### What is needed
Once the pictures are set aside, transcribe the remaining data exactly.

### Input for this task

————————

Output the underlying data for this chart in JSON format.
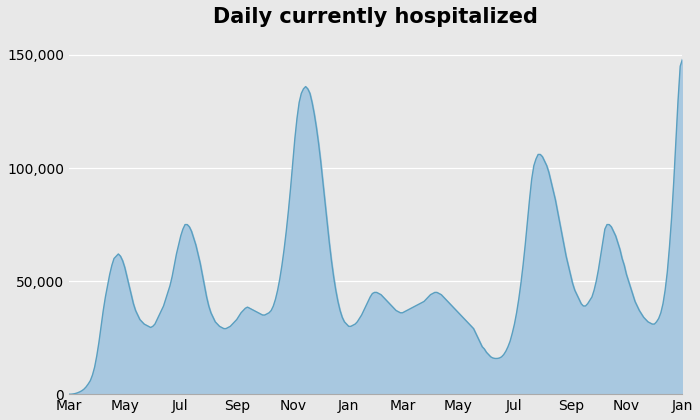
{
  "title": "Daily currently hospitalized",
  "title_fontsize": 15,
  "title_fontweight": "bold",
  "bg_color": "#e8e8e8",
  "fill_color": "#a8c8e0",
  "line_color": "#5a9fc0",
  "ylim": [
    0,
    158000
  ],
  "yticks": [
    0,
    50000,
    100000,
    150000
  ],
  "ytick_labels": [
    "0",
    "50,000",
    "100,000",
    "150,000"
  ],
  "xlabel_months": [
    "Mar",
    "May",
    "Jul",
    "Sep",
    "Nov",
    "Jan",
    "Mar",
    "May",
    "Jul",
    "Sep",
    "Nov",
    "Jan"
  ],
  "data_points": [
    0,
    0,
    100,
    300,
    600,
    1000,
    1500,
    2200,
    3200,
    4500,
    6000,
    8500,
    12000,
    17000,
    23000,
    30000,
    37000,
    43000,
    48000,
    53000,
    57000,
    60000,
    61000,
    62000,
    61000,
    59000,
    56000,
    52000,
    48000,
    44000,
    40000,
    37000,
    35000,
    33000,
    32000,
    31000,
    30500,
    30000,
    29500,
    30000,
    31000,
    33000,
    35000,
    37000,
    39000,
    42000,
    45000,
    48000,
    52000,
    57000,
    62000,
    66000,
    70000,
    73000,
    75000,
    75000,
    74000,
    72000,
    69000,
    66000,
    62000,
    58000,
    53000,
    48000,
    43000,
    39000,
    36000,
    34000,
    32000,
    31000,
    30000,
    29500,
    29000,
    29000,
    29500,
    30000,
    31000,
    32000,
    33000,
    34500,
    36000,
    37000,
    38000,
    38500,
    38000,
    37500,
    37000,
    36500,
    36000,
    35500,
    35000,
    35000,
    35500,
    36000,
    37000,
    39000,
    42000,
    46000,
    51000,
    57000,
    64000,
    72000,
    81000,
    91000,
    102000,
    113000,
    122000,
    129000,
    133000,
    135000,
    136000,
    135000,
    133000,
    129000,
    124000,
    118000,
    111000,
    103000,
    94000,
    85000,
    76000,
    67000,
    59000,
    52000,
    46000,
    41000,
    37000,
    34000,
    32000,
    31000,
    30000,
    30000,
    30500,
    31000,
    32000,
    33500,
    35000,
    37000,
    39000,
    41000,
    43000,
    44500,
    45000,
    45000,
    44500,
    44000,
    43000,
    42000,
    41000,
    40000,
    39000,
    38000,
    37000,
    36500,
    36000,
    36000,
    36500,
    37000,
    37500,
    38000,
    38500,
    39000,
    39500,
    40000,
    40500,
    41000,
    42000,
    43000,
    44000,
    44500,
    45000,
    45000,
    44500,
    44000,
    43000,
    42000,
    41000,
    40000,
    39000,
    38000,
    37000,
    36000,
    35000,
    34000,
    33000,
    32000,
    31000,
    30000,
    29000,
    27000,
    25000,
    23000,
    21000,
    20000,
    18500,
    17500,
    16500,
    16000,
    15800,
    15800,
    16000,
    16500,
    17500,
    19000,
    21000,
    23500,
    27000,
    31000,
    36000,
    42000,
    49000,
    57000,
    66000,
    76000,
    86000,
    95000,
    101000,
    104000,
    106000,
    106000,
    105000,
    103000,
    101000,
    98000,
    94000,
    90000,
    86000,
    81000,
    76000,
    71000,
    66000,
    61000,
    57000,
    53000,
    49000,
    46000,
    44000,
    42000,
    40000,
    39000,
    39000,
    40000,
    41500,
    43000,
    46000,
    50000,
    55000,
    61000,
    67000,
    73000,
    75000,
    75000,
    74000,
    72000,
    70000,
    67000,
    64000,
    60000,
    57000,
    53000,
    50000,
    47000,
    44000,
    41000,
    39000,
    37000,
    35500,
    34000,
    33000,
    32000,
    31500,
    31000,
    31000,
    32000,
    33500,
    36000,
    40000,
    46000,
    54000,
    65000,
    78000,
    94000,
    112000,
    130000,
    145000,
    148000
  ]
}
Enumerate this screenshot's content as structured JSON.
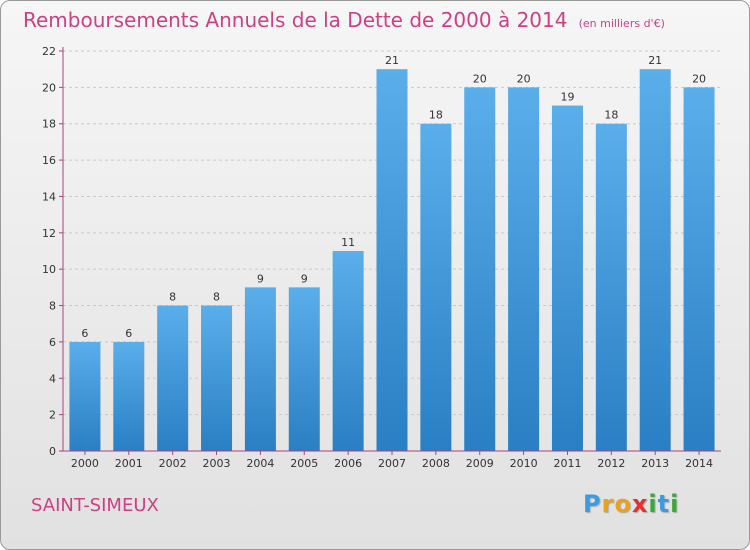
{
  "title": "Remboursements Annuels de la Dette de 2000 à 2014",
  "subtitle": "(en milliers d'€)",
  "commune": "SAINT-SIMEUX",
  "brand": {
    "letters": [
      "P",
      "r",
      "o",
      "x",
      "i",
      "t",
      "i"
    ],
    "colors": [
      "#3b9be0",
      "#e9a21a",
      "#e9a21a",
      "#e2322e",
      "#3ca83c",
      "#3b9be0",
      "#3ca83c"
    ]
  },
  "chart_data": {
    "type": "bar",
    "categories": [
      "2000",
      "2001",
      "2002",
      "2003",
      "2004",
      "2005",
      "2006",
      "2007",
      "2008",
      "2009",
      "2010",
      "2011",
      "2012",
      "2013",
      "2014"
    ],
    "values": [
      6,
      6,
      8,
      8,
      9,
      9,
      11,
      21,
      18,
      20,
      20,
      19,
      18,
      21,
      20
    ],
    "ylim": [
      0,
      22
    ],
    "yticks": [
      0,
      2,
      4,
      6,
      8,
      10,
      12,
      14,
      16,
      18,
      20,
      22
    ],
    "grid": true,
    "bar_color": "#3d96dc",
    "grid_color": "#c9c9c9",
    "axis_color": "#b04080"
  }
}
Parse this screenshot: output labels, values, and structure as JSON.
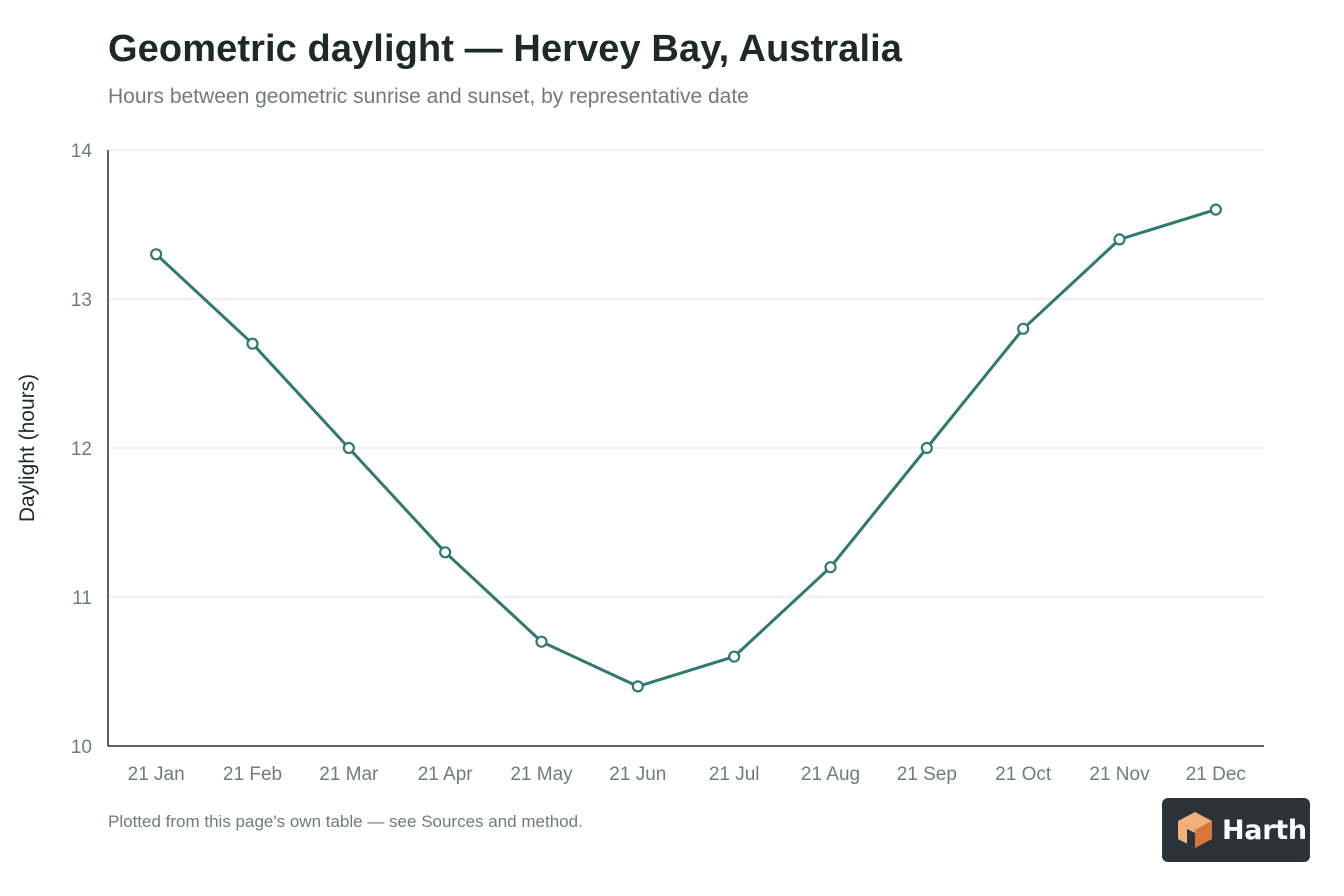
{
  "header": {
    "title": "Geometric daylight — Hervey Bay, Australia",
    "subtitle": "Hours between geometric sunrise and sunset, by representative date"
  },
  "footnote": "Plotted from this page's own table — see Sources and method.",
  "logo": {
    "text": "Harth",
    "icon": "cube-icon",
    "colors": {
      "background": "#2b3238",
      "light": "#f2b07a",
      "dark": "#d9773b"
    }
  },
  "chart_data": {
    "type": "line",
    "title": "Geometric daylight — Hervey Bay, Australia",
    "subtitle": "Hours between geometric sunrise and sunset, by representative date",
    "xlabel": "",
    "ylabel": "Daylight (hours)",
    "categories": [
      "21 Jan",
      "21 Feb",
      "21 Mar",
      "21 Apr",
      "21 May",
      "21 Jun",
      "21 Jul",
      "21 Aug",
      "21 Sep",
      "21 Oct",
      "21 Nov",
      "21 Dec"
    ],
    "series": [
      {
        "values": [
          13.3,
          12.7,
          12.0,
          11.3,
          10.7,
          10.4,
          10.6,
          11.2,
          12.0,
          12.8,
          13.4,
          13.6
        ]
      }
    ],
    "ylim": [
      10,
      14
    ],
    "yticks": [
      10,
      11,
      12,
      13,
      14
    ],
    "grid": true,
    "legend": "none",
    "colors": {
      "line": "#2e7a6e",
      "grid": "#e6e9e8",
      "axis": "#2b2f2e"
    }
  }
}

————————

### Result of the task
Output the underlying data for this chart in JSON format.
{
  "title": "Daily currently hospitalized",
  "title_fontsize": 15,
  "title_fontweight": "bold",
  "bg_color": "#e8e8e8",
  "fill_color": "#a8c8e0",
  "line_color": "#5a9fc0",
  "ylim": [
    0,
    158000
  ],
  "yticks": [
    0,
    50000,
    100000,
    150000
  ],
  "ytick_labels": [
    "0",
    "50,000",
    "100,000",
    "150,000"
  ],
  "xlabel_months": [
    "Mar",
    "May",
    "Jul",
    "Sep",
    "Nov",
    "Jan",
    "Mar",
    "May",
    "Jul",
    "Sep",
    "Nov",
    "Jan"
  ],
  "data_points": [
    0,
    0,
    100,
    300,
    600,
    1000,
    1500,
    2200,
    3200,
    4500,
    6000,
    8500,
    12000,
    17000,
    23000,
    30000,
    37000,
    43000,
    48000,
    53000,
    57000,
    60000,
    61000,
    62000,
    61000,
    59000,
    56000,
    52000,
    48000,
    44000,
    40000,
    37000,
    35000,
    33000,
    32000,
    31000,
    30500,
    30000,
    29500,
    30000,
    31000,
    33000,
    35000,
    37000,
    39000,
    42000,
    45000,
    48000,
    52000,
    57000,
    62000,
    66000,
    70000,
    73000,
    75000,
    75000,
    74000,
    72000,
    69000,
    66000,
    62000,
    58000,
    53000,
    48000,
    43000,
    39000,
    36000,
    34000,
    32000,
    31000,
    30000,
    29500,
    29000,
    29000,
    29500,
    30000,
    31000,
    32000,
    33000,
    34500,
    36000,
    37000,
    38000,
    38500,
    38000,
    37500,
    37000,
    36500,
    36000,
    35500,
    35000,
    35000,
    35500,
    36000,
    37000,
    39000,
    42000,
    46000,
    51000,
    57000,
    64000,
    72000,
    81000,
    91000,
    102000,
    113000,
    122000,
    129000,
    133000,
    135000,
    136000,
    135000,
    133000,
    129000,
    124000,
    118000,
    111000,
    103000,
    94000,
    85000,
    76000,
    67000,
    59000,
    52000,
    46000,
    41000,
    37000,
    34000,
    32000,
    31000,
    30000,
    30000,
    30500,
    31000,
    32000,
    33500,
    35000,
    37000,
    39000,
    41000,
    43000,
    44500,
    45000,
    45000,
    44500,
    44000,
    43000,
    42000,
    41000,
    40000,
    39000,
    38000,
    37000,
    36500,
    36000,
    36000,
    36500,
    37000,
    37500,
    38000,
    38500,
    39000,
    39500,
    40000,
    40500,
    41000,
    42000,
    43000,
    44000,
    44500,
    45000,
    45000,
    44500,
    44000,
    43000,
    42000,
    41000,
    40000,
    39000,
    38000,
    37000,
    36000,
    35000,
    34000,
    33000,
    32000,
    31000,
    30000,
    29000,
    27000,
    25000,
    23000,
    21000,
    20000,
    18500,
    17500,
    16500,
    16000,
    15800,
    15800,
    16000,
    16500,
    17500,
    19000,
    21000,
    23500,
    27000,
    31000,
    36000,
    42000,
    49000,
    57000,
    66000,
    76000,
    86000,
    95000,
    101000,
    104000,
    106000,
    106000,
    105000,
    103000,
    101000,
    98000,
    94000,
    90000,
    86000,
    81000,
    76000,
    71000,
    66000,
    61000,
    57000,
    53000,
    49000,
    46000,
    44000,
    42000,
    40000,
    39000,
    39000,
    40000,
    41500,
    43000,
    46000,
    50000,
    55000,
    61000,
    67000,
    73000,
    75000,
    75000,
    74000,
    72000,
    70000,
    67000,
    64000,
    60000,
    57000,
    53000,
    50000,
    47000,
    44000,
    41000,
    39000,
    37000,
    35500,
    34000,
    33000,
    32000,
    31500,
    31000,
    31000,
    32000,
    33500,
    36000,
    40000,
    46000,
    54000,
    65000,
    78000,
    94000,
    112000,
    130000,
    145000,
    148000
  ]
}
Enumerate this screenshot's content as structured JSON.
{
  "title": "Remboursements Annuels de la Dette de 2000 à 2014",
  "subtitle": "(en milliers d'€)",
  "commune": "SAINT-SIMEUX",
  "brand": {
    "letters": [
      "P",
      "r",
      "o",
      "x",
      "i",
      "t",
      "i"
    ],
    "colors": [
      "#3b9be0",
      "#e9a21a",
      "#e9a21a",
      "#e2322e",
      "#3ca83c",
      "#3b9be0",
      "#3ca83c"
    ]
  },
  "chart_data": {
    "type": "bar",
    "categories": [
      "2000",
      "2001",
      "2002",
      "2003",
      "2004",
      "2005",
      "2006",
      "2007",
      "2008",
      "2009",
      "2010",
      "2011",
      "2012",
      "2013",
      "2014"
    ],
    "values": [
      6,
      6,
      8,
      8,
      9,
      9,
      11,
      21,
      18,
      20,
      20,
      19,
      18,
      21,
      20
    ],
    "ylim": [
      0,
      22
    ],
    "yticks": [
      0,
      2,
      4,
      6,
      8,
      10,
      12,
      14,
      16,
      18,
      20,
      22
    ],
    "grid": true,
    "bar_color": "#3d96dc",
    "grid_color": "#c9c9c9",
    "axis_color": "#b04080"
  }
}
Parse this screenshot: output labels, values, and structure as JSON.
{
  "header": {
    "title": "Geometric daylight — Hervey Bay, Australia",
    "subtitle": "Hours between geometric sunrise and sunset, by representative date"
  },
  "footnote": "Plotted from this page's own table — see Sources and method.",
  "logo": {
    "text": "Harth",
    "icon": "cube-icon",
    "colors": {
      "background": "#2b3238",
      "light": "#f2b07a",
      "dark": "#d9773b"
    }
  },
  "chart_data": {
    "type": "line",
    "title": "Geometric daylight — Hervey Bay, Australia",
    "subtitle": "Hours between geometric sunrise and sunset, by representative date",
    "xlabel": "",
    "ylabel": "Daylight (hours)",
    "categories": [
      "21 Jan",
      "21 Feb",
      "21 Mar",
      "21 Apr",
      "21 May",
      "21 Jun",
      "21 Jul",
      "21 Aug",
      "21 Sep",
      "21 Oct",
      "21 Nov",
      "21 Dec"
    ],
    "series": [
      {
        "values": [
          13.3,
          12.7,
          12.0,
          11.3,
          10.7,
          10.4,
          10.6,
          11.2,
          12.0,
          12.8,
          13.4,
          13.6
        ]
      }
    ],
    "ylim": [
      10,
      14
    ],
    "yticks": [
      10,
      11,
      12,
      13,
      14
    ],
    "grid": true,
    "legend": "none",
    "colors": {
      "line": "#2e7a6e",
      "grid": "#e6e9e8",
      "axis": "#2b2f2e"
    }
  }
}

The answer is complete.